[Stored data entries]
_ _ _ _ _ _ _

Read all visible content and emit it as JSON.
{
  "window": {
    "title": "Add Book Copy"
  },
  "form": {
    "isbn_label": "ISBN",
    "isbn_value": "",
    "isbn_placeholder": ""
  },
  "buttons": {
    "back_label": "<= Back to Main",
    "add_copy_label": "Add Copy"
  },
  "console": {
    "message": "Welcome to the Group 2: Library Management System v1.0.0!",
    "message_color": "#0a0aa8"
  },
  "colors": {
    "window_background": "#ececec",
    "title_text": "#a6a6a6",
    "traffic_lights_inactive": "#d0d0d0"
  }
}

_ _ _ _ _ _ _

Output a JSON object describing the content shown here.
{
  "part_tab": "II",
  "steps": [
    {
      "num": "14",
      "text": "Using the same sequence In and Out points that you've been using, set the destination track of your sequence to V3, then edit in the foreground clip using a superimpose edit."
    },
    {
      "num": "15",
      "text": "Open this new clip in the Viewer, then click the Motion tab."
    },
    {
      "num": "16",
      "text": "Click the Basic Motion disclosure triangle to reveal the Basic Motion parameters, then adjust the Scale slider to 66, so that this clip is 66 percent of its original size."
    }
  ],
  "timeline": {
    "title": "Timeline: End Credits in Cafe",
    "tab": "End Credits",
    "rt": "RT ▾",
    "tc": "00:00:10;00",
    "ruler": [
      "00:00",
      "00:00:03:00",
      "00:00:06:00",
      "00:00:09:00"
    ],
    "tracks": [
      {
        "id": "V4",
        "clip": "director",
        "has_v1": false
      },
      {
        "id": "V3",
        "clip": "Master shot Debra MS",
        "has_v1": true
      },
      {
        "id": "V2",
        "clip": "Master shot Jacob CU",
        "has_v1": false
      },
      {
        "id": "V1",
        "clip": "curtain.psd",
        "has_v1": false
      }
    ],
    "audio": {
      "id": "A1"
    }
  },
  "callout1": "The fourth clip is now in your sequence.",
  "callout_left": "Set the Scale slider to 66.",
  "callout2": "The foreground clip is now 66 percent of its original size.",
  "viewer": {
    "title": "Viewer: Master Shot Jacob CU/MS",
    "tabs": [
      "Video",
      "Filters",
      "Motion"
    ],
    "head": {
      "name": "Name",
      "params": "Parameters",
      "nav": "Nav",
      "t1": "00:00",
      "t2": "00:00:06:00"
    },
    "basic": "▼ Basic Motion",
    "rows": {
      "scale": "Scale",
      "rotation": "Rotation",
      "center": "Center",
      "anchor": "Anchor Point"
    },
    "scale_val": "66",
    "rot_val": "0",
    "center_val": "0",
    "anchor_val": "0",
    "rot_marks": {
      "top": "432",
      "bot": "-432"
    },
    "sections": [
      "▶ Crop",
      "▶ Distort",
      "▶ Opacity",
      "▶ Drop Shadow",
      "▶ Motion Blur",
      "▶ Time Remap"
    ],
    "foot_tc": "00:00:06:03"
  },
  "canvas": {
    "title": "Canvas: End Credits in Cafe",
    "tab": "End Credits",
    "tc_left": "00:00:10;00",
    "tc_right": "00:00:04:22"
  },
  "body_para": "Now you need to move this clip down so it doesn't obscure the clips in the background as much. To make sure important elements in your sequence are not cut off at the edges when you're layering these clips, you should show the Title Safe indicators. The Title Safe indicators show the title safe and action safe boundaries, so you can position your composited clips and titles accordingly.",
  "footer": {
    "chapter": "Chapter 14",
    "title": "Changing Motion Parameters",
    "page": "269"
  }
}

_ _ _ _ _ _ _

Objective: Search the entries for the word "then" and pick out every line that holds it.

Response for this exercise:
      "text": "Using the same sequence In and Out points that you've been using, set the destination track of your sequence to V3, then edit in the foreground clip using a superimpose edit."
      "text": "Open this new clip in the Viewer, then click the Motion tab."
      "text": "Click the Basic Motion disclosure triangle to reveal the Basic Motion parameters, then adjust the Scale slider to 66, so that this clip is 66 percent of its original size."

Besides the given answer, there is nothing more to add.